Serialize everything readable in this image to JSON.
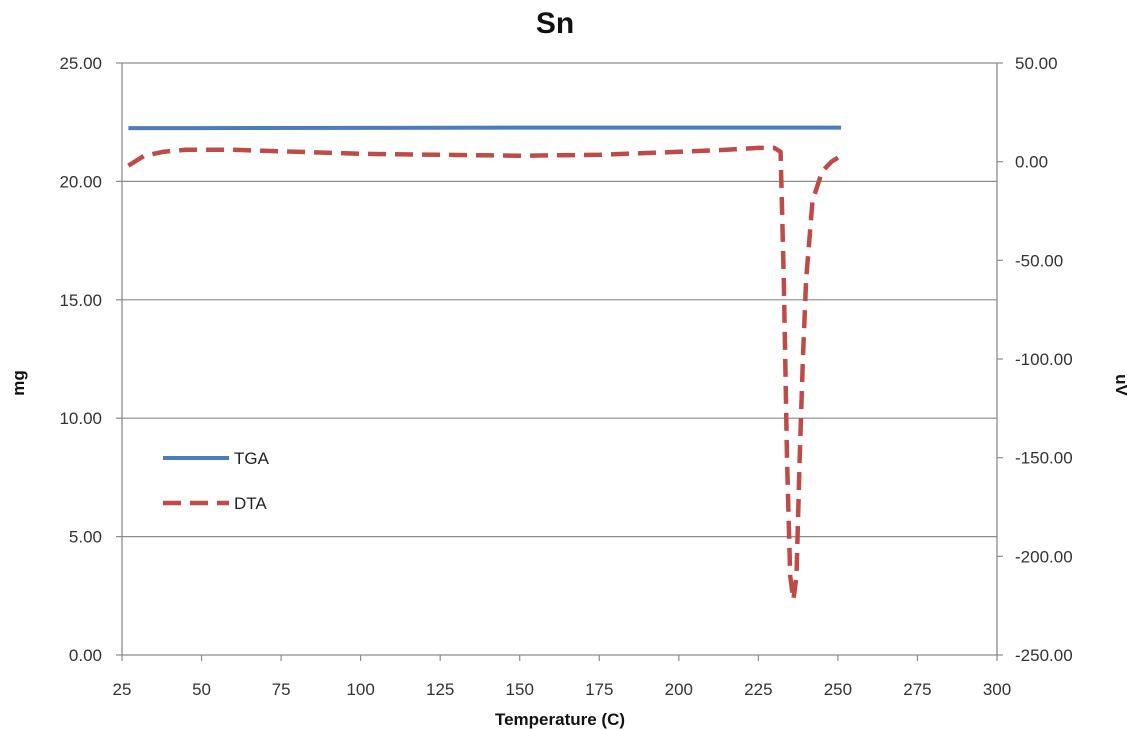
{
  "chart_data": {
    "type": "line",
    "title": "Sn",
    "xlabel": "Temperature (C)",
    "ylabel_left": "mg",
    "ylabel_right": "uV",
    "xlim": [
      25,
      300
    ],
    "ylim_left": [
      0,
      25
    ],
    "ylim_right": [
      -250,
      50
    ],
    "x_ticks": [
      "25",
      "50",
      "75",
      "100",
      "125",
      "150",
      "175",
      "200",
      "225",
      "250",
      "275",
      "300"
    ],
    "y_left_ticks": [
      "0.00",
      "5.00",
      "10.00",
      "15.00",
      "20.00",
      "25.00"
    ],
    "y_right_ticks": [
      "-250.00",
      "-200.00",
      "-150.00",
      "-100.00",
      "-50.00",
      "0.00",
      "50.00"
    ],
    "grid": "horizontal",
    "legend_position": "left-lower",
    "colors": {
      "TGA": "#4A7EBB",
      "DTA": "#BE4B48",
      "grid": "#8C8C8C",
      "axis": "#8C8C8C"
    },
    "series": [
      {
        "name": "TGA",
        "axis": "left",
        "style": "solid",
        "x": [
          27,
          50,
          100,
          150,
          200,
          251
        ],
        "y": [
          22.25,
          22.25,
          22.26,
          22.27,
          22.27,
          22.27
        ]
      },
      {
        "name": "DTA",
        "axis": "right",
        "style": "dashed",
        "x": [
          27,
          32,
          38,
          45,
          60,
          80,
          100,
          125,
          150,
          175,
          200,
          215,
          225,
          230,
          232,
          233,
          234,
          235,
          236,
          237,
          238,
          239,
          240,
          242,
          245,
          248,
          250
        ],
        "y": [
          -2,
          3,
          5,
          6,
          6,
          5,
          4,
          3.5,
          3,
          3.5,
          5,
          6,
          7,
          7,
          5,
          -60,
          -150,
          -210,
          -222,
          -210,
          -150,
          -100,
          -60,
          -20,
          -5,
          0,
          2
        ]
      }
    ]
  }
}
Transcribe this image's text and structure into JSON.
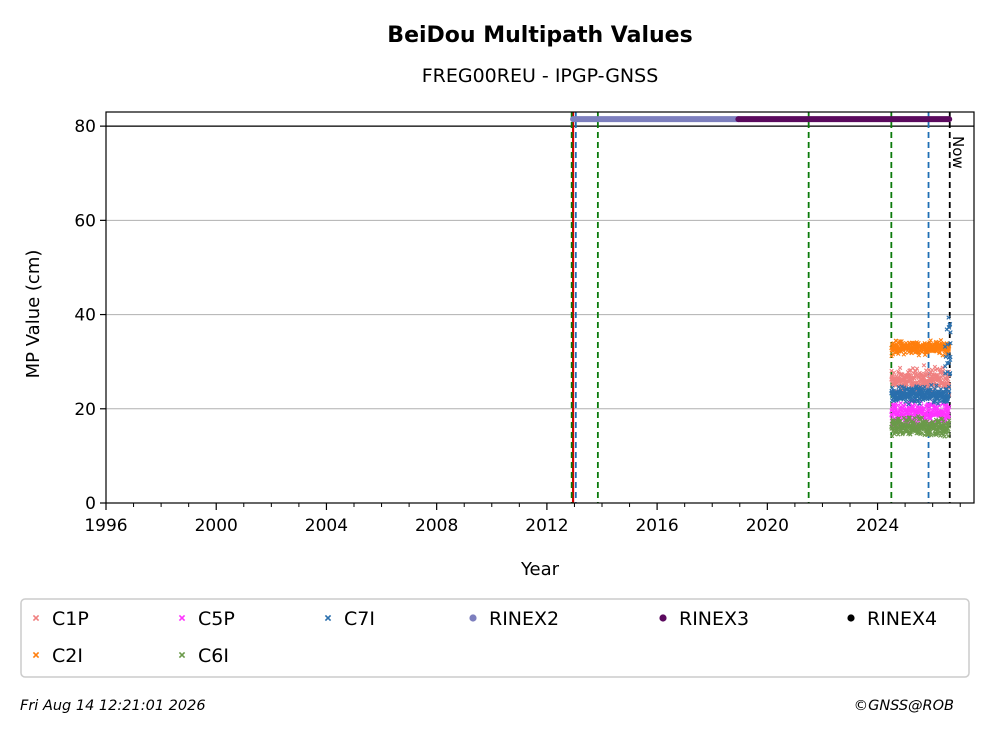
{
  "chart_data": {
    "type": "scatter",
    "title": "BeiDou Multipath Values",
    "subtitle": "FREG00REU - IPGP-GNSS",
    "xlabel": "Year",
    "ylabel": "MP Value (cm)",
    "xlim": [
      1996,
      2027.5
    ],
    "ylim": [
      0,
      83
    ],
    "x_ticks": [
      "1996",
      "2000",
      "2004",
      "2008",
      "2012",
      "2016",
      "2020",
      "2024"
    ],
    "y_ticks": [
      "0",
      "20",
      "40",
      "60",
      "80"
    ],
    "grid": "horizontal",
    "now_label": "Now",
    "footer_left": "Fri Aug 14 12:21:01 2026",
    "footer_right": "©GNSS@ROB",
    "legend_position": "bottom",
    "series": [
      {
        "name": "C1P",
        "color": "#f08080",
        "marker": "x",
        "x_range": [
          2024.5,
          2026.6
        ],
        "mean": 26,
        "spread": 1.5
      },
      {
        "name": "C2I",
        "color": "#ff7f0e",
        "marker": "x",
        "x_range": [
          2024.5,
          2026.6
        ],
        "mean": 33,
        "spread": 0.8
      },
      {
        "name": "C5P",
        "color": "#ff33ff",
        "marker": "x",
        "x_range": [
          2024.5,
          2026.6
        ],
        "mean": 19,
        "spread": 1.5
      },
      {
        "name": "C6I",
        "color": "#6b9a4a",
        "marker": "x",
        "x_range": [
          2024.5,
          2026.6
        ],
        "mean": 16,
        "spread": 1.2
      },
      {
        "name": "C7I",
        "color": "#2a6fad",
        "marker": "x",
        "x_range": [
          2024.5,
          2026.6
        ],
        "mean": 23,
        "spread": 1.0
      }
    ],
    "rinex_bars": [
      {
        "name": "RINEX2",
        "color": "#7d7fbe",
        "x_range": [
          2012.95,
          2018.95
        ],
        "y": 81.5
      },
      {
        "name": "RINEX3",
        "color": "#5b0a5e",
        "x_range": [
          2018.95,
          2026.6
        ],
        "y": 81.5
      },
      {
        "name": "RINEX4",
        "color": "#000000",
        "x_range": [],
        "y": 81.5
      }
    ],
    "vertical_lines": [
      {
        "x": 2012.95,
        "color": "#d00000",
        "style": "solid"
      },
      {
        "x": 2013.05,
        "color": "#1f6fb5",
        "style": "dashed"
      },
      {
        "x": 2012.9,
        "color": "#0a7a0a",
        "style": "dashed"
      },
      {
        "x": 2013.85,
        "color": "#0a7a0a",
        "style": "dashed"
      },
      {
        "x": 2021.5,
        "color": "#0a7a0a",
        "style": "dashed"
      },
      {
        "x": 2024.5,
        "color": "#0a7a0a",
        "style": "dashed"
      },
      {
        "x": 2025.85,
        "color": "#1f6fb5",
        "style": "dashed"
      },
      {
        "x": 2026.62,
        "color": "#000000",
        "style": "dashed"
      }
    ],
    "legend": [
      {
        "name": "C1P",
        "color": "#f08080",
        "marker": "x"
      },
      {
        "name": "C5P",
        "color": "#ff33ff",
        "marker": "x"
      },
      {
        "name": "C7I",
        "color": "#2a6fad",
        "marker": "x"
      },
      {
        "name": "RINEX2",
        "color": "#7d7fbe",
        "marker": "dot"
      },
      {
        "name": "RINEX3",
        "color": "#5b0a5e",
        "marker": "dot"
      },
      {
        "name": "RINEX4",
        "color": "#000000",
        "marker": "dot"
      },
      {
        "name": "C2I",
        "color": "#ff7f0e",
        "marker": "x"
      },
      {
        "name": "C6I",
        "color": "#6b9a4a",
        "marker": "x"
      }
    ]
  }
}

□ □ □ □

EXERCISE PROMPT:
Choose all lines containing the string "this" and copy them out.

ANSWER:
Serialize everything readable in this image to JSON.
Transcribe this image's text and structure into JSON.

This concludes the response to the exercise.